(Given passage)
As far as how to make active candidates passive. I believe assisting people get jobs is at the forefront, given your definition. If they are not employed, helping them understand what’s in their way. Helping candidates self-correct. What is it that they are accountable for that placed them in the ranks of unemployment. I believe the issue of accountability looms large when dealing with unemployed candidates. Many times, they are wallowing in self-pity or playing the shame/blame game. As a coach these are the two things I go after first. Candidates are completely unproductive if they are hanging out in self-pity or shame/blame. That’s my two cents. More to come on my post.
I think one of the most important things you can do is be prepared and ahead of the curve. If you see an imminent job switch brewing, either because of firing, or a contract ending, or quitting in a fit of righteous indignation, then be prepared as soon as possible and start marketing yourself while you’re still employed.
I focus on teaching people to create a team-based approach to their career. Being active or passive only changes the activities team members are engaged in. By using a team-based approach, each member of the team supports the other member’s career, in whatever capacity that may be. Maybe it’s marketing their skills for a new project, promoting their abilities to specific managers to get them hired, connecting them with key social network members within the company, downplaying a political faux-pas, teaching each other specific skills, helping accomplish tasks and tons of other possible scenarios. The real jist to a successful career is not getting caught alone. There’s no quicker way to become active than not having others looking out for your reputation and how others, especially those influential managers, perceive your abilities. The real power to this approach is that you CAN paint the perceptions you want managers to have of you. We’ve tested it. Use your team to paint your desired perceptions. Managers don’t work close enough to their employees to refute the evidence provided by your team members. Also, most people will believe others before they believe you, especially when you are praising your own abilities.
(End Given passage)
(Source data)
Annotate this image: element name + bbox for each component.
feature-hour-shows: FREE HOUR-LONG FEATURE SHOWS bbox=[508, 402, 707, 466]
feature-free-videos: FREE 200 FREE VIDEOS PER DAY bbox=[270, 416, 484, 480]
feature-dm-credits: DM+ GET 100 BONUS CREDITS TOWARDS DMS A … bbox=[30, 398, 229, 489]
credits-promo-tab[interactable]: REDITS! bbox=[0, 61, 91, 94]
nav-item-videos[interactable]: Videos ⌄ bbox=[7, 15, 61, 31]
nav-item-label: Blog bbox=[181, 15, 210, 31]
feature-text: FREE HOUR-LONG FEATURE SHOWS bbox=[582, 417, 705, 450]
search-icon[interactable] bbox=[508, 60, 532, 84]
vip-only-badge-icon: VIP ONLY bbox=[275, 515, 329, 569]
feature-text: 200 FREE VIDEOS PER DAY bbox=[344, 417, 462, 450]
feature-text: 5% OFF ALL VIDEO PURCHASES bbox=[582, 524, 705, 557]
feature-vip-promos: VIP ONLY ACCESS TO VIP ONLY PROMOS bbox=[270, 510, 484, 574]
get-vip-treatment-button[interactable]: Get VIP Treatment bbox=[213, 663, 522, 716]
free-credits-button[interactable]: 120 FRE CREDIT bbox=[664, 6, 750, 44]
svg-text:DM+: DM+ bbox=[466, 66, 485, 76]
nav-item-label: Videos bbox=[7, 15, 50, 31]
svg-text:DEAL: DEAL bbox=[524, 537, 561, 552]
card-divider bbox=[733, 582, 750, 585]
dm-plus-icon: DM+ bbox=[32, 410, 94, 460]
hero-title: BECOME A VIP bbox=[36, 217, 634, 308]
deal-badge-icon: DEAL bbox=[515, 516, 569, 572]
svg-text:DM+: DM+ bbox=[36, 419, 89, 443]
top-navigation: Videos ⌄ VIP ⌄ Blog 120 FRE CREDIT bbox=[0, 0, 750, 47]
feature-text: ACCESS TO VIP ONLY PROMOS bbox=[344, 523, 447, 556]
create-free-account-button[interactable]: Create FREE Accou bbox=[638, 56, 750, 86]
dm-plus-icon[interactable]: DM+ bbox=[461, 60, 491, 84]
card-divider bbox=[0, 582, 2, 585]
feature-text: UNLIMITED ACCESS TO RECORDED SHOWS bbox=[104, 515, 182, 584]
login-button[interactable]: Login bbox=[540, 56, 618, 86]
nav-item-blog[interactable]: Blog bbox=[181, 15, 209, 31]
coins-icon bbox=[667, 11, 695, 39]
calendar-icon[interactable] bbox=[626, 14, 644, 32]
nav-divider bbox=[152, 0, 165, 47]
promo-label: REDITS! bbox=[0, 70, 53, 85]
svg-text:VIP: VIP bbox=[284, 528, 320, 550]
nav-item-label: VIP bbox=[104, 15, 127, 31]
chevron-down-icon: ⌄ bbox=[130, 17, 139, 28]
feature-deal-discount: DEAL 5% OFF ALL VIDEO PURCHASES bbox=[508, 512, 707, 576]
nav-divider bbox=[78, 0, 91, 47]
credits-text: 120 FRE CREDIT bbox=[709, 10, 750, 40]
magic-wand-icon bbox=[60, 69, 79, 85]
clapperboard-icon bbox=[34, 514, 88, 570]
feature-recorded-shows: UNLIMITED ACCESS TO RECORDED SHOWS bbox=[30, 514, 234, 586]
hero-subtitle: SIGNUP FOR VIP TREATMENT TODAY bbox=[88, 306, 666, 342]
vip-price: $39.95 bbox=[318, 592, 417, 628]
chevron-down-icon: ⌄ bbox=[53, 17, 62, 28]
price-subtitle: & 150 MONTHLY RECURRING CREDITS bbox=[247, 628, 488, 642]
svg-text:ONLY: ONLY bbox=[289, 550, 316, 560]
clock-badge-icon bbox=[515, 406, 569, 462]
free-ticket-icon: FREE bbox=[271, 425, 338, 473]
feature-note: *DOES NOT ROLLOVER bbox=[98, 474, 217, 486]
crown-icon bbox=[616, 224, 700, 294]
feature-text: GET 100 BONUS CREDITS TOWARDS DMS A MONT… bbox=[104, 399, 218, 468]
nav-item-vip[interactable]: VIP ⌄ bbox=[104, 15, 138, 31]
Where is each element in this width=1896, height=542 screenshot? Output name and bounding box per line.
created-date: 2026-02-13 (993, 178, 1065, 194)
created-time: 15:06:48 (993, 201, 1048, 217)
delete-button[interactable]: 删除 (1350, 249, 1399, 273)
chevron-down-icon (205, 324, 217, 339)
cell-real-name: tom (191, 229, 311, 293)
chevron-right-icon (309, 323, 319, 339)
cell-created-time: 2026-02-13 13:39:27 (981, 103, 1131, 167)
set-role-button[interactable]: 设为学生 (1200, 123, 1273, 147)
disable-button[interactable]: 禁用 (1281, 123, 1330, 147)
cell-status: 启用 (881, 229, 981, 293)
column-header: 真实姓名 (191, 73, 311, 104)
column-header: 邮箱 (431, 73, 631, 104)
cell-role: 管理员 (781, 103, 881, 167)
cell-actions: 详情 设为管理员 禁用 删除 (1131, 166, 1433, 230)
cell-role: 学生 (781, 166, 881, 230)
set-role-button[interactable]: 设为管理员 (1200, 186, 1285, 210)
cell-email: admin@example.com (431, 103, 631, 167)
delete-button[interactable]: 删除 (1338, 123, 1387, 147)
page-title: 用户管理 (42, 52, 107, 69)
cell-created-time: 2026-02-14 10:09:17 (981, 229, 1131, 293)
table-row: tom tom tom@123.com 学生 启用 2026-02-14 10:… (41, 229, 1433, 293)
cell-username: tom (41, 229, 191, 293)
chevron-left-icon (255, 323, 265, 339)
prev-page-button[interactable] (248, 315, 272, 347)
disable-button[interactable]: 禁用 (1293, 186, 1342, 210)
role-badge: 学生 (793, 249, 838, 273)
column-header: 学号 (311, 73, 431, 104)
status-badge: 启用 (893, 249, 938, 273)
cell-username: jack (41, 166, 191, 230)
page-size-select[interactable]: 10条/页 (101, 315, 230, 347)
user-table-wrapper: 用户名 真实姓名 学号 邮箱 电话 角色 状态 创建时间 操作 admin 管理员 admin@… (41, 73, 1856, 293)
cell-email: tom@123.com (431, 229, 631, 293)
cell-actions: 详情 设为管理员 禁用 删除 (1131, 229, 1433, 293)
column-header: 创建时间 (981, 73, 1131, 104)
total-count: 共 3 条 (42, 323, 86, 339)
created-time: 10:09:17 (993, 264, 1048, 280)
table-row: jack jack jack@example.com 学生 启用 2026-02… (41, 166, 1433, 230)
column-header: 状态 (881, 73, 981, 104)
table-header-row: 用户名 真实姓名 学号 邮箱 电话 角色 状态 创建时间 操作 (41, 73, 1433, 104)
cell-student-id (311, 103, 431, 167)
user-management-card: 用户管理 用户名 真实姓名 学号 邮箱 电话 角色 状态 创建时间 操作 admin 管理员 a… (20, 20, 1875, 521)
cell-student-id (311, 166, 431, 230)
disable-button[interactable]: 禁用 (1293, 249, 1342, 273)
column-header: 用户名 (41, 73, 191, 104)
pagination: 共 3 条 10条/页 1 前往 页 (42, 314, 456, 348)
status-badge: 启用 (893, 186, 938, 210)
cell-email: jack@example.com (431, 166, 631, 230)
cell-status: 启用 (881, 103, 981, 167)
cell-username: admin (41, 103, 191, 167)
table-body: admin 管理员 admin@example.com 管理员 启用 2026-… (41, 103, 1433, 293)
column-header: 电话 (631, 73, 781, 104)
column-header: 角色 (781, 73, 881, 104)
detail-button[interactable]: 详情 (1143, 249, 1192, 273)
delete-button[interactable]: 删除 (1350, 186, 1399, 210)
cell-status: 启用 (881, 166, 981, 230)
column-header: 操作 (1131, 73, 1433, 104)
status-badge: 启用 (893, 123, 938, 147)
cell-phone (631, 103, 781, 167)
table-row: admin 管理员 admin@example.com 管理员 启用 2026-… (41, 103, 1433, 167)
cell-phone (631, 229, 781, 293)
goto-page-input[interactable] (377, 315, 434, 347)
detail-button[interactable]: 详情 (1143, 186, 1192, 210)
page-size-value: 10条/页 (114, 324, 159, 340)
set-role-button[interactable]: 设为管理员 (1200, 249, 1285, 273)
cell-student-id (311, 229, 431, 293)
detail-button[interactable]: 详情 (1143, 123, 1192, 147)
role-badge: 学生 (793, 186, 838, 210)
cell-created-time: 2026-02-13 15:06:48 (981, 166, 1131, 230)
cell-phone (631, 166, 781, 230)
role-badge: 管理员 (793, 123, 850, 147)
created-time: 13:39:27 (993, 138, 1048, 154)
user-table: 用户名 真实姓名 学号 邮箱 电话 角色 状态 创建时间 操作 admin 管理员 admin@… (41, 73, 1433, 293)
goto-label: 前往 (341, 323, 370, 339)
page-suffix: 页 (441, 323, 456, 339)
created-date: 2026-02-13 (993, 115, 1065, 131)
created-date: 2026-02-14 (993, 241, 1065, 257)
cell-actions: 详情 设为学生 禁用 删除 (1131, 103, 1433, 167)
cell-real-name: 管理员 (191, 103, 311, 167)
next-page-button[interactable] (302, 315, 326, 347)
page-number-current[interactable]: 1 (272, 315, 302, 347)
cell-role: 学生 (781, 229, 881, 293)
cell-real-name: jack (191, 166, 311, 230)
(End Source data)
Problem set:
1. In the career-advice passage, condense the paragraph beginning "I focus on teaching people" into a short bulleted list that keeps its main points.
2. Based on the career-advice passage, does each statement agree with the text? Answer yes or no, and quote the words that decide it.
(a) The coach deals first with self-pity and the shame/blame game.
(b) Someone expecting a job switch should wait until the current job ends before marketing themselves.
(c) Managers work closely enough with employees to refute what team members say about them.
Answer using only the text; the records aren't needed.

Solutions to the problems:
1.
- A team-based approach to careers is taught; being active or passive only changes what team members do.
- Team members support each other's careers in many ways: marketing skills for new projects, promoting abilities to specific managers, connecting each other with key social network members in the company, downplaying political faux-pas, teaching skills and helping with tasks.
- The key to a successful career is not getting caught alone. Without others looking out for your reputation and for how influential managers see your abilities, you become active fastest.
- Your team can shape the perceptions managers have of you. The approach has been tested.
- Managers don't work closely enough with employees to refute what team members report.
- Most people believe others before they believe you, especially when you praise your own abilities.

2.
(a) Yes: "As a coach these are the two things I go after first."
(b) No: "start marketing yourself while you’re still employed."
(c) No: "Managers don’t work close enough to their employees to refute the evidence provided by your team members."